* **Exercise brief**
Give the material again in full, matching it exactly.

* **Figure collection entries**
* start *
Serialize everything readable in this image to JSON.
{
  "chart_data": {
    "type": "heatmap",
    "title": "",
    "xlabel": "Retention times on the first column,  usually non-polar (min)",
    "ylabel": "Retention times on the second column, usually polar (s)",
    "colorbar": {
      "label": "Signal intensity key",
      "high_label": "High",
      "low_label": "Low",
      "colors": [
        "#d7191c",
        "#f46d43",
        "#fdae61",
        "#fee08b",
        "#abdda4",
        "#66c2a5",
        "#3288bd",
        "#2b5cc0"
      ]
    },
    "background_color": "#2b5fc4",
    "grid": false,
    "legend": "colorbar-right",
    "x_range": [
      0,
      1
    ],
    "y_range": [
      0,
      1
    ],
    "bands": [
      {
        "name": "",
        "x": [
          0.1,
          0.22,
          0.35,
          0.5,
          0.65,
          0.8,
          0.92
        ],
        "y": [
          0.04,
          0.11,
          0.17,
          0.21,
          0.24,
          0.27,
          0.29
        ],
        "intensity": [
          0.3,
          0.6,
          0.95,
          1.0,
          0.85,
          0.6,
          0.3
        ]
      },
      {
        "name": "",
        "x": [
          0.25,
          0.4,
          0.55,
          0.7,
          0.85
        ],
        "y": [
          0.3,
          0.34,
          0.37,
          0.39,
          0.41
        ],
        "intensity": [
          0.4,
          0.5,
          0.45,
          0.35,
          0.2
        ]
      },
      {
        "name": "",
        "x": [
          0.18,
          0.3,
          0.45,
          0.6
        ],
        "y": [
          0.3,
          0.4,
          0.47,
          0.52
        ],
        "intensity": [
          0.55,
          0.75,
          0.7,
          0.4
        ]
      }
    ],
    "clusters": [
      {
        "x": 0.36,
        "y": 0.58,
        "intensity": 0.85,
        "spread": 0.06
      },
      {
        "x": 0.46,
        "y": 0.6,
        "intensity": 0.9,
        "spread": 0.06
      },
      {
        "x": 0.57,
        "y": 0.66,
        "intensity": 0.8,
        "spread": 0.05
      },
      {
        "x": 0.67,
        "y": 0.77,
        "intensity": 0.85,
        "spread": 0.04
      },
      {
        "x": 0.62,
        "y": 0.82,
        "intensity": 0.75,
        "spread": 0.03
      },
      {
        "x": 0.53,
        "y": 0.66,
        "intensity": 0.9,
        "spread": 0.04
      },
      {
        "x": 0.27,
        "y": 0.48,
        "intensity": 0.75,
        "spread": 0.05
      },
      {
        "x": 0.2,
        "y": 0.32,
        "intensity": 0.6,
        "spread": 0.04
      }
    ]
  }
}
* end *
* **Written answer**
Serialize everything readable in this image to JSON.
{
  "chart_data": {
    "type": "heatmap",
    "title": "",
    "xlabel": "Retention times on the first column,  usually non-polar (min)",
    "ylabel": "Retention times on the second column, usually polar (s)",
    "colorbar": {
      "label": "Signal intensity key",
      "high_label": "High",
      "low_label": "Low",
      "colors": [
        "#d7191c",
        "#f46d43",
        "#fdae61",
        "#fee08b",
        "#abdda4",
        "#66c2a5",
        "#3288bd",
        "#2b5cc0"
      ]
    },
    "background_color": "#2b5fc4",
    "grid": false,
    "legend": "colorbar-right",
    "x_range": [
      0,
      1
    ],
    "y_range": [
      0,
      1
    ],
    "bands": [
      {
        "name": "",
        "x": [
          0.1,
          0.22,
          0.35,
          0.5,
          0.65,
          0.8,
          0.92
        ],
        "y": [
          0.04,
          0.11,
          0.17,
          0.21,
          0.24,
          0.27,
          0.29
        ],
        "intensity": [
          0.3,
          0.6,
          0.95,
          1.0,
          0.85,
          0.6,
          0.3
        ]
      },
      {
        "name": "",
        "x": [
          0.25,
          0.4,
          0.55,
          0.7,
          0.85
        ],
        "y": [
          0.3,
          0.34,
          0.37,
          0.39,
          0.41
        ],
        "intensity": [
          0.4,
          0.5,
          0.45,
          0.35,
          0.2
        ]
      },
      {
        "name": "",
        "x": [
          0.18,
          0.3,
          0.45,
          0.6
        ],
        "y": [
          0.3,
          0.4,
          0.47,
          0.52
        ],
        "intensity": [
          0.55,
          0.75,
          0.7,
          0.4
        ]
      }
    ],
    "clusters": [
      {
        "x": 0.36,
        "y": 0.58,
        "intensity": 0.85,
        "spread": 0.06
      },
      {
        "x": 0.46,
        "y": 0.6,
        "intensity": 0.9,
        "spread": 0.06
      },
      {
        "x": 0.57,
        "y": 0.66,
        "intensity": 0.8,
        "spread": 0.05
      },
      {
        "x": 0.67,
        "y": 0.77,
        "intensity": 0.85,
        "spread": 0.04
      },
      {
        "x": 0.62,
        "y": 0.82,
        "intensity": 0.75,
        "spread": 0.03
      },
      {
        "x": 0.53,
        "y": 0.66,
        "intensity": 0.9,
        "spread": 0.04
      },
      {
        "x": 0.27,
        "y": 0.48,
        "intensity": 0.75,
        "spread": 0.05
      },
      {
        "x": 0.2,
        "y": 0.32,
        "intensity": 0.6,
        "spread": 0.04
      }
    ]
  }
}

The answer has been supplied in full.